Data supplied
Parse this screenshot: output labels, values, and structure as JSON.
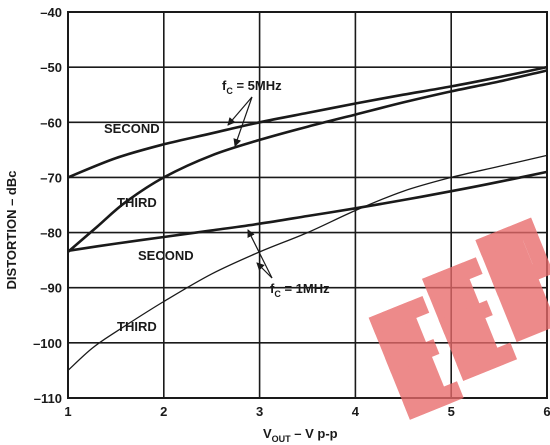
{
  "chart_data": {
    "type": "line",
    "xlabel": {
      "main": "V",
      "sub": "OUT",
      "rest": " – V p-p"
    },
    "ylabel": "DISTORTION – dBc",
    "xlim": [
      1,
      6
    ],
    "ylim": [
      -110,
      -40
    ],
    "xticks": [
      "1",
      "2",
      "3",
      "4",
      "5",
      "6"
    ],
    "yticks": [
      "–40",
      "–50",
      "–60",
      "–70",
      "–80",
      "–90",
      "–100",
      "–110"
    ],
    "grid": true,
    "series": [
      {
        "name": "SECOND, fC = 5MHz",
        "x": [
          1,
          1.5,
          2,
          2.5,
          3,
          3.5,
          4,
          4.5,
          5,
          5.5,
          6
        ],
        "y": [
          -70,
          -66.5,
          -64,
          -62,
          -60,
          -58.3,
          -56.6,
          -55,
          -53.5,
          -51.8,
          -50
        ],
        "width": 2.6
      },
      {
        "name": "THIRD, fC = 5MHz",
        "x": [
          1,
          1.3,
          1.6,
          2,
          2.5,
          3,
          3.5,
          4,
          4.5,
          5,
          5.5,
          6
        ],
        "y": [
          -83.5,
          -79,
          -74.5,
          -70,
          -66,
          -63.2,
          -60.8,
          -58.6,
          -56.4,
          -54.4,
          -52.6,
          -50.6
        ],
        "width": 2.6
      },
      {
        "name": "SECOND, fC = 1MHz",
        "x": [
          1,
          1.5,
          2,
          2.5,
          3,
          3.5,
          4,
          4.5,
          5,
          5.5,
          6
        ],
        "y": [
          -83.3,
          -82,
          -80.8,
          -79.6,
          -78.4,
          -77,
          -75.6,
          -74.1,
          -72.5,
          -70.8,
          -69
        ],
        "width": 2.6
      },
      {
        "name": "THIRD, fC = 1MHz",
        "x": [
          1,
          1.25,
          1.5,
          2,
          2.5,
          3,
          3.5,
          4,
          4.5,
          5,
          5.5,
          6
        ],
        "y": [
          -105,
          -101,
          -98,
          -92.5,
          -87.5,
          -83.5,
          -80,
          -76,
          -72.5,
          -70,
          -68,
          -66
        ],
        "width": 1.3
      }
    ],
    "annotations": {
      "second_high": "SECOND",
      "third_high": "THIRD",
      "second_low": "SECOND",
      "third_low": "THIRD",
      "fc_high": {
        "main": "f",
        "sub": "C",
        "rest": " = 5MHz"
      },
      "fc_low": {
        "main": "f",
        "sub": "C",
        "rest": " = 1MHz"
      }
    }
  }
}
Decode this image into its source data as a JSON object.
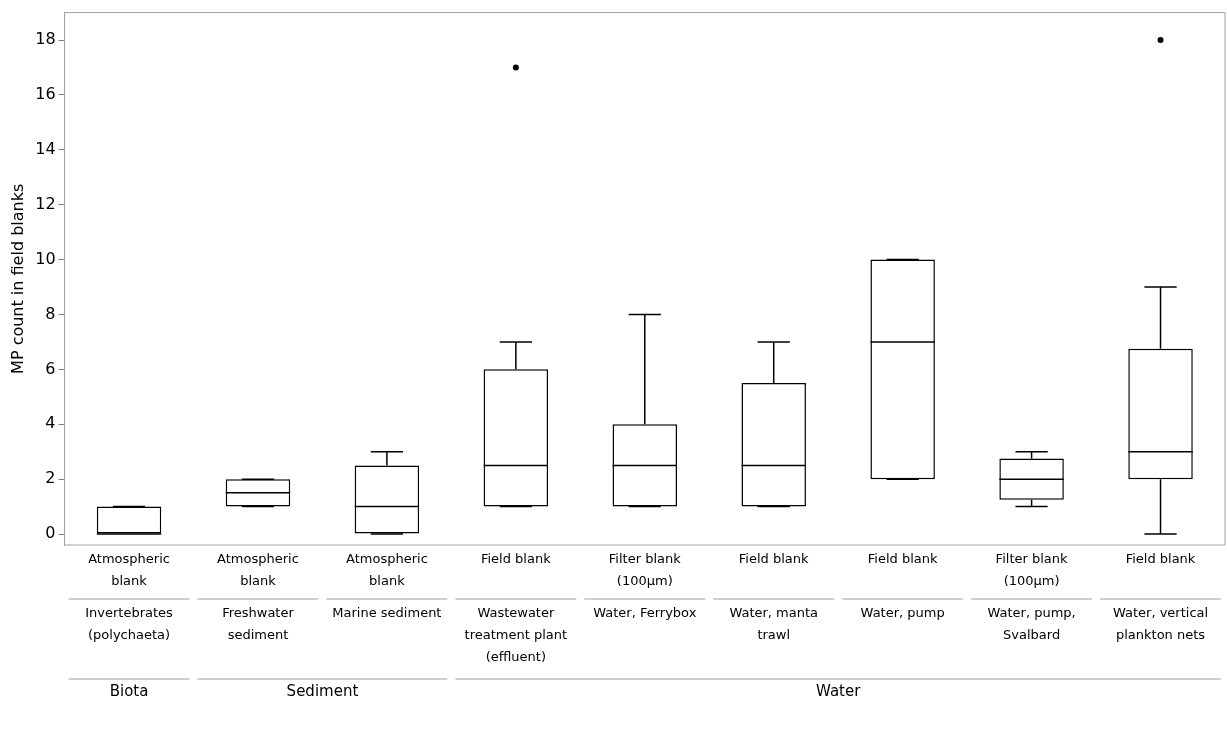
{
  "chart_data": {
    "type": "box",
    "ylabel": "MP count in field blanks",
    "categories": [
      "Atmospheric blank",
      "Atmospheric blank",
      "Atmospheric blank",
      "Field blank",
      "Filter blank (100µm)",
      "Field blank",
      "Field blank",
      "Filter blank (100µm)",
      "Field blank"
    ],
    "boxes": [
      {
        "low": 0,
        "q1": 0,
        "median": 0,
        "q3": 1,
        "high": 1
      },
      {
        "low": 1,
        "q1": 1,
        "median": 1.5,
        "q3": 2,
        "high": 2
      },
      {
        "low": 0,
        "q1": 0,
        "median": 1,
        "q3": 2.5,
        "high": 3
      },
      {
        "low": 1,
        "q1": 1,
        "median": 2.5,
        "q3": 6,
        "high": 7,
        "outliers": [
          17
        ]
      },
      {
        "low": 1,
        "q1": 1,
        "median": 2.5,
        "q3": 4,
        "high": 8
      },
      {
        "low": 1,
        "q1": 1,
        "median": 2.5,
        "q3": 5.5,
        "high": 7
      },
      {
        "low": 2,
        "q1": 2,
        "median": 7,
        "q3": 10,
        "high": 10
      },
      {
        "low": 1,
        "q1": 1.25,
        "median": 2,
        "q3": 2.75,
        "high": 3
      },
      {
        "low": 0,
        "q1": 2,
        "median": 3,
        "q3": 6.75,
        "high": 9,
        "outliers": [
          18
        ]
      }
    ],
    "color": "#000000",
    "ylim": [
      -0.4,
      19
    ],
    "yticks": [
      0,
      2,
      4,
      6,
      8,
      10,
      12,
      14,
      16,
      18
    ],
    "annotations": [
      "Invertebrates (polychaeta)",
      "Freshwater sediment",
      "Marine sediment",
      "Wastewater treatment plant (effluent)",
      "Water, Ferrybox",
      "Water, manta trawl",
      "Water, pump",
      "Water, pump, Svalbard",
      "Water, vertical plankton nets",
      "Biota",
      "Sediment",
      "Water"
    ]
  }
}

Exercise
Copy each line of the records precisely and drop any images they hold.

Worked solution
Parse this screenshot: output labels, values, and structure as JSON.
{
  "chart_data": {
    "type": "line",
    "xlabel": {
      "main": "V",
      "sub": "OUT",
      "rest": " – V p-p"
    },
    "ylabel": "DISTORTION – dBc",
    "xlim": [
      1,
      6
    ],
    "ylim": [
      -110,
      -40
    ],
    "xticks": [
      "1",
      "2",
      "3",
      "4",
      "5",
      "6"
    ],
    "yticks": [
      "–40",
      "–50",
      "–60",
      "–70",
      "–80",
      "–90",
      "–100",
      "–110"
    ],
    "grid": true,
    "series": [
      {
        "name": "SECOND, fC = 5MHz",
        "x": [
          1,
          1.5,
          2,
          2.5,
          3,
          3.5,
          4,
          4.5,
          5,
          5.5,
          6
        ],
        "y": [
          -70,
          -66.5,
          -64,
          -62,
          -60,
          -58.3,
          -56.6,
          -55,
          -53.5,
          -51.8,
          -50
        ],
        "width": 2.6
      },
      {
        "name": "THIRD, fC = 5MHz",
        "x": [
          1,
          1.3,
          1.6,
          2,
          2.5,
          3,
          3.5,
          4,
          4.5,
          5,
          5.5,
          6
        ],
        "y": [
          -83.5,
          -79,
          -74.5,
          -70,
          -66,
          -63.2,
          -60.8,
          -58.6,
          -56.4,
          -54.4,
          -52.6,
          -50.6
        ],
        "width": 2.6
      },
      {
        "name": "SECOND, fC = 1MHz",
        "x": [
          1,
          1.5,
          2,
          2.5,
          3,
          3.5,
          4,
          4.5,
          5,
          5.5,
          6
        ],
        "y": [
          -83.3,
          -82,
          -80.8,
          -79.6,
          -78.4,
          -77,
          -75.6,
          -74.1,
          -72.5,
          -70.8,
          -69
        ],
        "width": 2.6
      },
      {
        "name": "THIRD, fC = 1MHz",
        "x": [
          1,
          1.25,
          1.5,
          2,
          2.5,
          3,
          3.5,
          4,
          4.5,
          5,
          5.5,
          6
        ],
        "y": [
          -105,
          -101,
          -98,
          -92.5,
          -87.5,
          -83.5,
          -80,
          -76,
          -72.5,
          -70,
          -68,
          -66
        ],
        "width": 1.3
      }
    ],
    "annotations": {
      "second_high": "SECOND",
      "third_high": "THIRD",
      "second_low": "SECOND",
      "third_low": "THIRD",
      "fc_high": {
        "main": "f",
        "sub": "C",
        "rest": " = 5MHz"
      },
      "fc_low": {
        "main": "f",
        "sub": "C",
        "rest": " = 1MHz"
      }
    }
  }
}
Decode this image into its source data as a JSON object.
{
  "chart_data": {
    "type": "box",
    "ylabel": "MP count in field blanks",
    "categories": [
      "Atmospheric blank",
      "Atmospheric blank",
      "Atmospheric blank",
      "Field blank",
      "Filter blank (100µm)",
      "Field blank",
      "Field blank",
      "Filter blank (100µm)",
      "Field blank"
    ],
    "boxes": [
      {
        "low": 0,
        "q1": 0,
        "median": 0,
        "q3": 1,
        "high": 1
      },
      {
        "low": 1,
        "q1": 1,
        "median": 1.5,
        "q3": 2,
        "high": 2
      },
      {
        "low": 0,
        "q1": 0,
        "median": 1,
        "q3": 2.5,
        "high": 3
      },
      {
        "low": 1,
        "q1": 1,
        "median": 2.5,
        "q3": 6,
        "high": 7,
        "outliers": [
          17
        ]
      },
      {
        "low": 1,
        "q1": 1,
        "median": 2.5,
        "q3": 4,
        "high": 8
      },
      {
        "low": 1,
        "q1": 1,
        "median": 2.5,
        "q3": 5.5,
        "high": 7
      },
      {
        "low": 2,
        "q1": 2,
        "median": 7,
        "q3": 10,
        "high": 10
      },
      {
        "low": 1,
        "q1": 1.25,
        "median": 2,
        "q3": 2.75,
        "high": 3
      },
      {
        "low": 0,
        "q1": 2,
        "median": 3,
        "q3": 6.75,
        "high": 9,
        "outliers": [
          18
        ]
      }
    ],
    "color": "#000000",
    "ylim": [
      -0.4,
      19
    ],
    "yticks": [
      0,
      2,
      4,
      6,
      8,
      10,
      12,
      14,
      16,
      18
    ],
    "annotations": [
      "Invertebrates (polychaeta)",
      "Freshwater sediment",
      "Marine sediment",
      "Wastewater treatment plant (effluent)",
      "Water, Ferrybox",
      "Water, manta trawl",
      "Water, pump",
      "Water, pump, Svalbard",
      "Water, vertical plankton nets",
      "Biota",
      "Sediment",
      "Water"
    ]
  }
}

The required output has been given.